[Recorded data]

══════════

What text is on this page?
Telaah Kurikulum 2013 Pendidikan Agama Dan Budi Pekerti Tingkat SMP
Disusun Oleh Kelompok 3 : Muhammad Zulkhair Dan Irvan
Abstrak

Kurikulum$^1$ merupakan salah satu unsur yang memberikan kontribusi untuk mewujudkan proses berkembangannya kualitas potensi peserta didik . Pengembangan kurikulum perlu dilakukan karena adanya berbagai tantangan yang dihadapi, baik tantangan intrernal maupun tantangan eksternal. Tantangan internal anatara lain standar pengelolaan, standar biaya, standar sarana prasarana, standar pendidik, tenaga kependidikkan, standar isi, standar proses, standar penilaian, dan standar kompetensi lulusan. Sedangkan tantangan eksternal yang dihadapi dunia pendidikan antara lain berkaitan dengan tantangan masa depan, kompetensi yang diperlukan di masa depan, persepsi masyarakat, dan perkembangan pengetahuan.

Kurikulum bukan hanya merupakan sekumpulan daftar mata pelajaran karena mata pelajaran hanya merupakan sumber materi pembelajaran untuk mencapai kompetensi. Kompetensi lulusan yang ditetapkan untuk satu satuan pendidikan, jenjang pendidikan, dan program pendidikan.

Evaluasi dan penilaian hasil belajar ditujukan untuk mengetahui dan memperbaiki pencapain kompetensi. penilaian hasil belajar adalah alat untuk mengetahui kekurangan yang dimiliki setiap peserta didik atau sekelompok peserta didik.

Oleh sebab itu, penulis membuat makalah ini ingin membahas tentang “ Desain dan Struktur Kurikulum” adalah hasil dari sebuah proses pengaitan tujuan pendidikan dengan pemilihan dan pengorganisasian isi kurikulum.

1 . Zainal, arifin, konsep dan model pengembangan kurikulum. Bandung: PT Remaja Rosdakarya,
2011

══════════

WHAT NEEDS TO BE DONE -
Check every line for "lulusan" and show the ones that have it.

RIGHT ANSWER -
Kurikulum$^1$ merupakan salah satu unsur yang memberikan kontribusi untuk mewujudkan proses berkembangannya kualitas potensi peserta didik . Pengembangan kurikulum perlu dilakukan karena adanya berbagai tantangan yang dihadapi, baik tantangan intrernal maupun tantangan eksternal. Tantangan internal anatara lain standar pengelolaan, standar biaya, standar sarana prasarana, standar pendidik, tenaga kependidikkan, standar isi, standar proses, standar penilaian, dan standar kompetensi lulusan. Sedangkan tantangan eksternal yang dihadapi dunia pendidikan antara lain berkaitan dengan tantangan masa depan, kompetensi yang diperlukan di masa depan, persepsi masyarakat, dan perkembangan pengetahuan.
Kurikulum bukan hanya merupakan sekumpulan daftar mata pelajaran karena mata pelajaran hanya merupakan sumber materi pembelajaran untuk mencapai kompetensi. Kompetensi lulusan yang ditetapkan untuk satu satuan pendidikan, jenjang pendidikan, dan program pendidikan.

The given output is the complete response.